## What you have to do:
Where a line holds the word "města", copy that line.

## Dataset records:
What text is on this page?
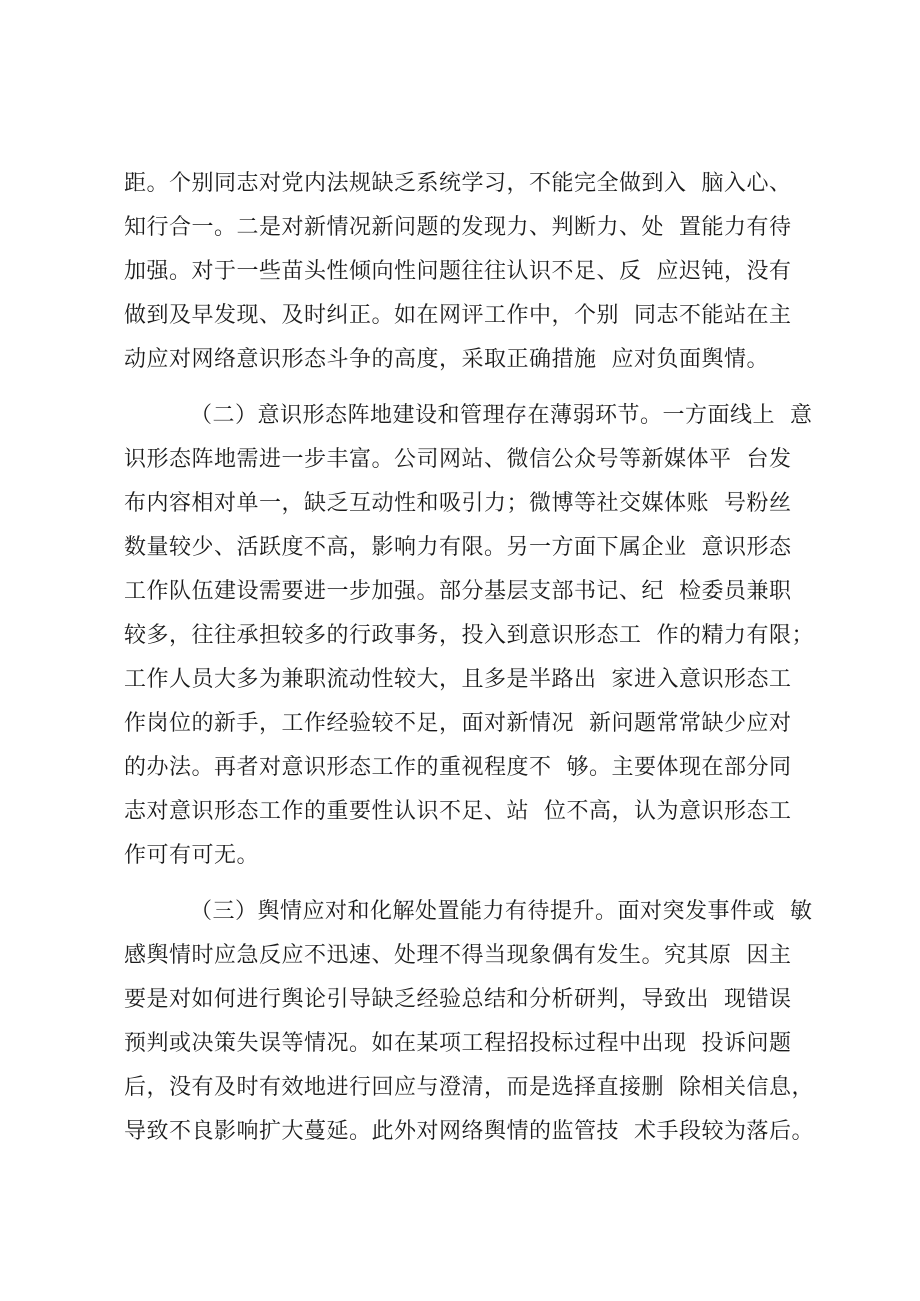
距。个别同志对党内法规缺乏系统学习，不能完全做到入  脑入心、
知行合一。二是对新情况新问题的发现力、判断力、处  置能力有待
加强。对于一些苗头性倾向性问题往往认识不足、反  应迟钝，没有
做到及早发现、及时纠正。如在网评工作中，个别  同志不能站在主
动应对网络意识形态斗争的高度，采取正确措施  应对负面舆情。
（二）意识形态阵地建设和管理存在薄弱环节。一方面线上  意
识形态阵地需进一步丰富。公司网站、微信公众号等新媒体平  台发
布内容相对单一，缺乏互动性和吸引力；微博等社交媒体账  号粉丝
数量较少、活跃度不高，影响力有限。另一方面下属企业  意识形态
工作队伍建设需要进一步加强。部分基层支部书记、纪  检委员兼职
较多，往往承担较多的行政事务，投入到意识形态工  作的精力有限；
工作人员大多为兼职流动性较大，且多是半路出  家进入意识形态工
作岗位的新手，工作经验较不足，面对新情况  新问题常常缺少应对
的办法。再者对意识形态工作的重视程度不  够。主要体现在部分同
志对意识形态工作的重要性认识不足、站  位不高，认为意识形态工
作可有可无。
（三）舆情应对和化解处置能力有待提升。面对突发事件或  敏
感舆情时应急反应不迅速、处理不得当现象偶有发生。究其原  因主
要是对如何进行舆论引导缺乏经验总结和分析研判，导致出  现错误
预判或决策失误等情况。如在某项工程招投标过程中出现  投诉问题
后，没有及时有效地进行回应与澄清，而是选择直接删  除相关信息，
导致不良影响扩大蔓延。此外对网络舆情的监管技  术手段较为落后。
---
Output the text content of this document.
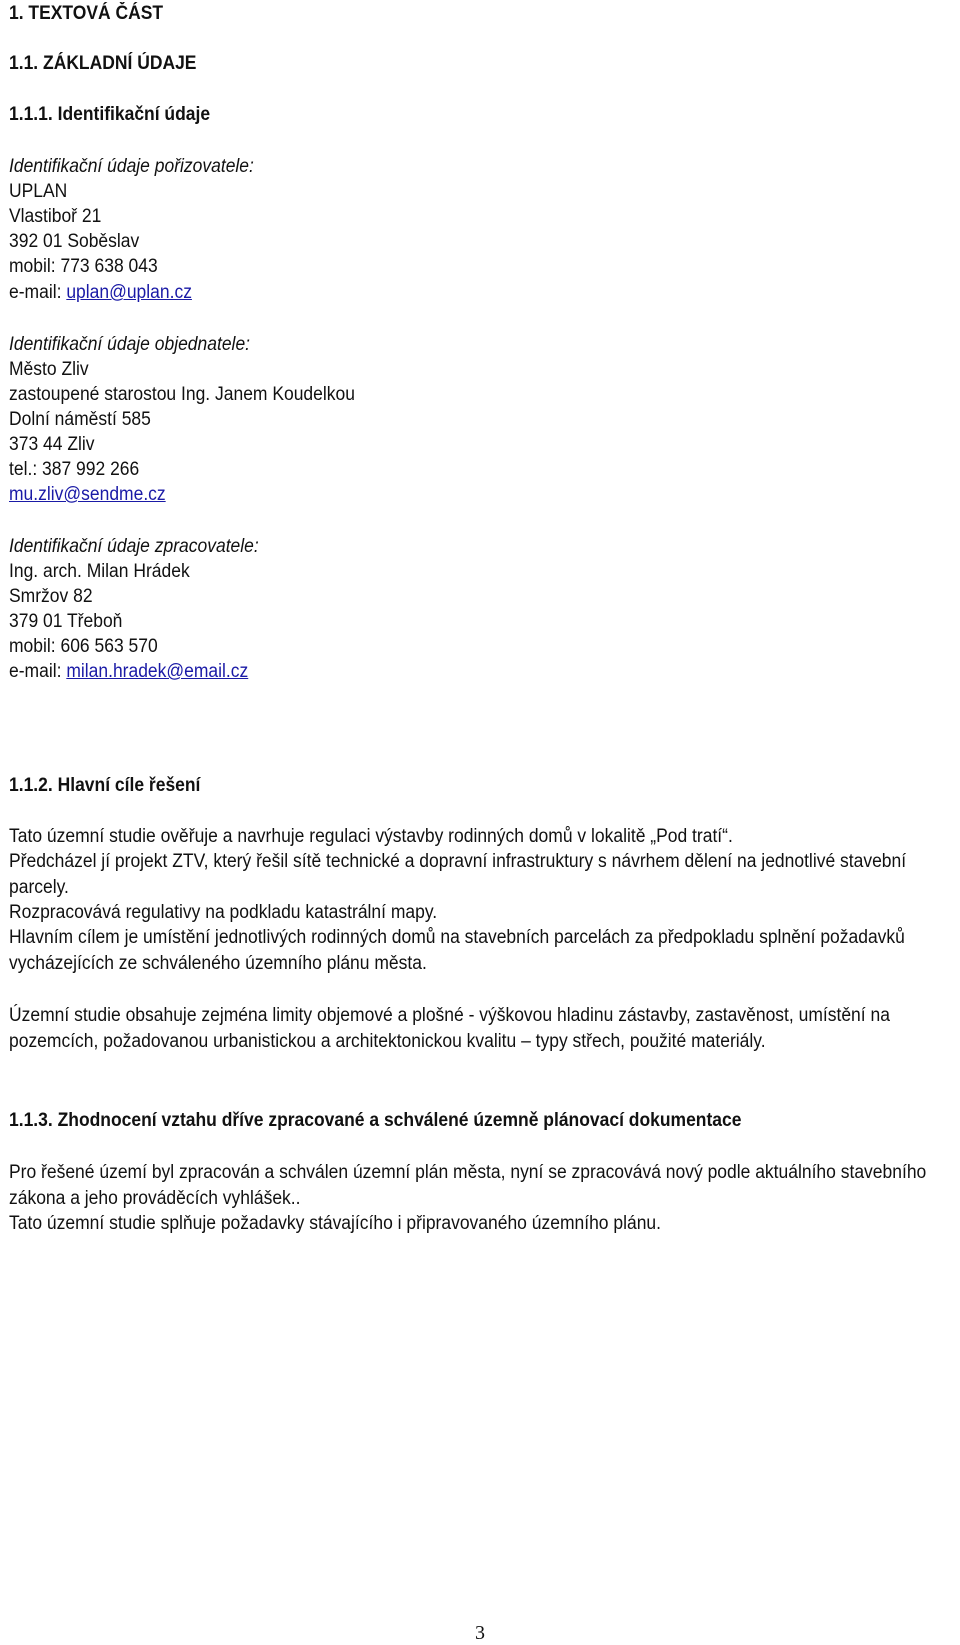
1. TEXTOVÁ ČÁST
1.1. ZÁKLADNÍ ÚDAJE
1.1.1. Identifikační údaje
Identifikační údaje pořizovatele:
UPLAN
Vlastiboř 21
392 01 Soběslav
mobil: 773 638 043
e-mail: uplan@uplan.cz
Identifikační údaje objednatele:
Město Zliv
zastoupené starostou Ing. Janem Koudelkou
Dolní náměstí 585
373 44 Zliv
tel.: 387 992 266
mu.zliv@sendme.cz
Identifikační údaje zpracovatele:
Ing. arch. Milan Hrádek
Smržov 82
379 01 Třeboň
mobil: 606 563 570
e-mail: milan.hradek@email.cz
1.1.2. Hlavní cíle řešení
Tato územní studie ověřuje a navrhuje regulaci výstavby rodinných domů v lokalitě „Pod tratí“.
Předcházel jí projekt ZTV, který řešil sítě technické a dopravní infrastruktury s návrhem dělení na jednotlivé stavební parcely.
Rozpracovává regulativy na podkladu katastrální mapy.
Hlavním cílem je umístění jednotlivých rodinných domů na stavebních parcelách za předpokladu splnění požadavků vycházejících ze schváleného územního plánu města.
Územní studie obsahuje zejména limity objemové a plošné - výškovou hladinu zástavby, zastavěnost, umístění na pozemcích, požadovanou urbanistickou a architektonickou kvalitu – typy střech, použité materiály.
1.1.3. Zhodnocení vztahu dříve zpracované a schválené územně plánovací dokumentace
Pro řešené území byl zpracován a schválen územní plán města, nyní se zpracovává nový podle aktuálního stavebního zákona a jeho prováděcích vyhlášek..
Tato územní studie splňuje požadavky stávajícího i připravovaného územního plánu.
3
==
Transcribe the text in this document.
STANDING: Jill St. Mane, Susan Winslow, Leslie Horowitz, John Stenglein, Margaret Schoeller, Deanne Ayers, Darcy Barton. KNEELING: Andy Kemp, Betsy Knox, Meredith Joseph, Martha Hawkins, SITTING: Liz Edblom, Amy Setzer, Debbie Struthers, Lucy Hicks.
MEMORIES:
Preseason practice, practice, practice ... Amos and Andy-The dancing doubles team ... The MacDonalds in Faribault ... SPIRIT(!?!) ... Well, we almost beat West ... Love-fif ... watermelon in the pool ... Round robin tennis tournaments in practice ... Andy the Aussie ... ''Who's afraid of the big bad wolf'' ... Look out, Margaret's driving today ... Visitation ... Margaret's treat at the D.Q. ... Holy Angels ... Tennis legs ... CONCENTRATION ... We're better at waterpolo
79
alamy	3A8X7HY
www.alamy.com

## Solution to this exercise:
Hlavním cílem je umístění jednotlivých rodinných domů na stavebních parcelách za předpokladu splnění požadavků vycházejících ze schváleného územního plánu města.
Pro řešené území byl zpracován a schválen územní plán města, nyní se zpracovává nový podle aktuálního stavebního zákona a jeho prováděcích vyhlášek..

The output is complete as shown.